### What you are asked to do
Give the number of lines that include the word "August", and nothing else.

### Given data

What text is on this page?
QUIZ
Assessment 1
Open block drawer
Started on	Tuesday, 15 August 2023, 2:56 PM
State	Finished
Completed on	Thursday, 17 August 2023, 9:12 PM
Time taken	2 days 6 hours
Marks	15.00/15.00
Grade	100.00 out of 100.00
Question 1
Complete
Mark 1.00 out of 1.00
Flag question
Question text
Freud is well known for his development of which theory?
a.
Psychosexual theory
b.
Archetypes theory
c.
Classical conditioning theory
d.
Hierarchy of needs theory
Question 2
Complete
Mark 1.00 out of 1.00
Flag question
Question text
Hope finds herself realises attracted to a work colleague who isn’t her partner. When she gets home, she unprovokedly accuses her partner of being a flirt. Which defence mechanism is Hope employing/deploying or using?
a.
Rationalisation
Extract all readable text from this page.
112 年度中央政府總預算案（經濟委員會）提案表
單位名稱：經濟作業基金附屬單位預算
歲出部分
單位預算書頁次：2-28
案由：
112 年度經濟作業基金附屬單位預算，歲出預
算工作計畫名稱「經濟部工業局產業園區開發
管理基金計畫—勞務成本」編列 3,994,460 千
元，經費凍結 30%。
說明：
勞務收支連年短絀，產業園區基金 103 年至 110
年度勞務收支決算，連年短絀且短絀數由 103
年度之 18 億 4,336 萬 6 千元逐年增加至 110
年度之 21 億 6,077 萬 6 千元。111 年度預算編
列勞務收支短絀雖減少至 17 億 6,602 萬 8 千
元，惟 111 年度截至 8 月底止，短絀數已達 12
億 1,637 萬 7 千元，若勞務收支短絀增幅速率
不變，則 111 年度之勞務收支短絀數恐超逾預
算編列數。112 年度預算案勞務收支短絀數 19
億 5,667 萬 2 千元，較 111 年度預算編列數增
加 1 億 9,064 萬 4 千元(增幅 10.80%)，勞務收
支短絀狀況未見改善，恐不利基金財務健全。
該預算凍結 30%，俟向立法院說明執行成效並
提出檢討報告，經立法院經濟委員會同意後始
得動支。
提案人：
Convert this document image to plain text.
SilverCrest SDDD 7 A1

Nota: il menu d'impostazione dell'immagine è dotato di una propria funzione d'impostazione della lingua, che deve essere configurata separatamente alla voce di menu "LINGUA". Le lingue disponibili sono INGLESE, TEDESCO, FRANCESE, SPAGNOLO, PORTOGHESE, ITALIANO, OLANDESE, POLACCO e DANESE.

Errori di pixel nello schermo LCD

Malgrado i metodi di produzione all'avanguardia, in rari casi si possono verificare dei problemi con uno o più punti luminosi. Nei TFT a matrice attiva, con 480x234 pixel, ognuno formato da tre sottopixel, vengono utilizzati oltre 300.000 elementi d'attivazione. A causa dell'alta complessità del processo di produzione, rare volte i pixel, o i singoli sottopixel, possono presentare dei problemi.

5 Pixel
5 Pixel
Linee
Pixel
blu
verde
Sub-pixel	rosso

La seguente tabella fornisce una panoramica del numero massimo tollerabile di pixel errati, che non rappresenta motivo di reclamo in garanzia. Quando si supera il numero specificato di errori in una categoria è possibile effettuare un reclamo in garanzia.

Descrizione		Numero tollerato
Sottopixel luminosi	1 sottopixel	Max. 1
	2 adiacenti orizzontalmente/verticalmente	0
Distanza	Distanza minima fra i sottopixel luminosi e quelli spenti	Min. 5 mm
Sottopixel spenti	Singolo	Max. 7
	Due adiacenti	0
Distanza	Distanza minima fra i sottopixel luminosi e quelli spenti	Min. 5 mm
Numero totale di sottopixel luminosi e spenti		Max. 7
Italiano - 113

### The answer
2